• [Task goal]: Restate the entries below word for word, omitting nothing.

- - -

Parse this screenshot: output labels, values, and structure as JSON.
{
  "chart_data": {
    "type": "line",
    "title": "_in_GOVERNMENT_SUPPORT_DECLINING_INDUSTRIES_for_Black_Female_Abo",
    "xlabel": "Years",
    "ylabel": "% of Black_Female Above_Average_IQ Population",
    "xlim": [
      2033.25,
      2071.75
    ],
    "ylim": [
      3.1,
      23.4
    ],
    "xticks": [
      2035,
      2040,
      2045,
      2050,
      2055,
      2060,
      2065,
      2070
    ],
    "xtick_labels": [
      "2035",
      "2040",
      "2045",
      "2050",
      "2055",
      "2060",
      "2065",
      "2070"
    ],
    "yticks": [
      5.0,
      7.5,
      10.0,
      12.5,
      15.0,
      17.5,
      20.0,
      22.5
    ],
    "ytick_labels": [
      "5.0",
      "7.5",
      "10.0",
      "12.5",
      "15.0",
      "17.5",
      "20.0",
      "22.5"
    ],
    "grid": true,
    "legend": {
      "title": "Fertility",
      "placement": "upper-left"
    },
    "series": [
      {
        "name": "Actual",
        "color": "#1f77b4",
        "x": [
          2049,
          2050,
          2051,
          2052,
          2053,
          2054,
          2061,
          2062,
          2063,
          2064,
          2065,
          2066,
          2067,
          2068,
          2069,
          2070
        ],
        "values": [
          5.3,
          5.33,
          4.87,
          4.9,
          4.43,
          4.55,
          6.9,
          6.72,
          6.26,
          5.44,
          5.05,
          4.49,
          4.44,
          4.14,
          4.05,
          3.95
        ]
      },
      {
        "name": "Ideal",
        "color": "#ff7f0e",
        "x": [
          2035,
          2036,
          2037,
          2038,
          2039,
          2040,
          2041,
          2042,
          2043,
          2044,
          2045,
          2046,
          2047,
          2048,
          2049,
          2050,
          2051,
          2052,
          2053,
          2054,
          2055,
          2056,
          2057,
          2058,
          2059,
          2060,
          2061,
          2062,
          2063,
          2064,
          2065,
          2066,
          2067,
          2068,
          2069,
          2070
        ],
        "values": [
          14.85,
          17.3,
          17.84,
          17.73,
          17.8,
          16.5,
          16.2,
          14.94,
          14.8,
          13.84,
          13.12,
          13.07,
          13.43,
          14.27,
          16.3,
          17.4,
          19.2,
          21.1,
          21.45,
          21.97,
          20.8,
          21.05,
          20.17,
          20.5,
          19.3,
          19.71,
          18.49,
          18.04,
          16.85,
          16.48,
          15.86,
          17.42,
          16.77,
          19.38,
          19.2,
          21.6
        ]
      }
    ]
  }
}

- - -

• [Output for this task]:
Parse this screenshot: output labels, values, and structure as JSON.
{
  "chart_data": {
    "type": "line",
    "title": "_in_GOVERNMENT_SUPPORT_DECLINING_INDUSTRIES_for_Black_Female_Abo",
    "xlabel": "Years",
    "ylabel": "% of Black_Female Above_Average_IQ Population",
    "xlim": [
      2033.25,
      2071.75
    ],
    "ylim": [
      3.1,
      23.4
    ],
    "xticks": [
      2035,
      2040,
      2045,
      2050,
      2055,
      2060,
      2065,
      2070
    ],
    "xtick_labels": [
      "2035",
      "2040",
      "2045",
      "2050",
      "2055",
      "2060",
      "2065",
      "2070"
    ],
    "yticks": [
      5.0,
      7.5,
      10.0,
      12.5,
      15.0,
      17.5,
      20.0,
      22.5
    ],
    "ytick_labels": [
      "5.0",
      "7.5",
      "10.0",
      "12.5",
      "15.0",
      "17.5",
      "20.0",
      "22.5"
    ],
    "grid": true,
    "legend": {
      "title": "Fertility",
      "placement": "upper-left"
    },
    "series": [
      {
        "name": "Actual",
        "color": "#1f77b4",
        "x": [
          2049,
          2050,
          2051,
          2052,
          2053,
          2054,
          2061,
          2062,
          2063,
          2064,
          2065,
          2066,
          2067,
          2068,
          2069,
          2070
        ],
        "values": [
          5.3,
          5.33,
          4.87,
          4.9,
          4.43,
          4.55,
          6.9,
          6.72,
          6.26,
          5.44,
          5.05,
          4.49,
          4.44,
          4.14,
          4.05,
          3.95
        ]
      },
      {
        "name": "Ideal",
        "color": "#ff7f0e",
        "x": [
          2035,
          2036,
          2037,
          2038,
          2039,
          2040,
          2041,
          2042,
          2043,
          2044,
          2045,
          2046,
          2047,
          2048,
          2049,
          2050,
          2051,
          2052,
          2053,
          2054,
          2055,
          2056,
          2057,
          2058,
          2059,
          2060,
          2061,
          2062,
          2063,
          2064,
          2065,
          2066,
          2067,
          2068,
          2069,
          2070
        ],
        "values": [
          14.85,
          17.3,
          17.84,
          17.73,
          17.8,
          16.5,
          16.2,
          14.94,
          14.8,
          13.84,
          13.12,
          13.07,
          13.43,
          14.27,
          16.3,
          17.4,
          19.2,
          21.1,
          21.45,
          21.97,
          20.8,
          21.05,
          20.17,
          20.5,
          19.3,
          19.71,
          18.49,
          18.04,
          16.85,
          16.48,
          15.86,
          17.42,
          16.77,
          19.38,
          19.2,
          21.6
        ]
      }
    ]
  }
}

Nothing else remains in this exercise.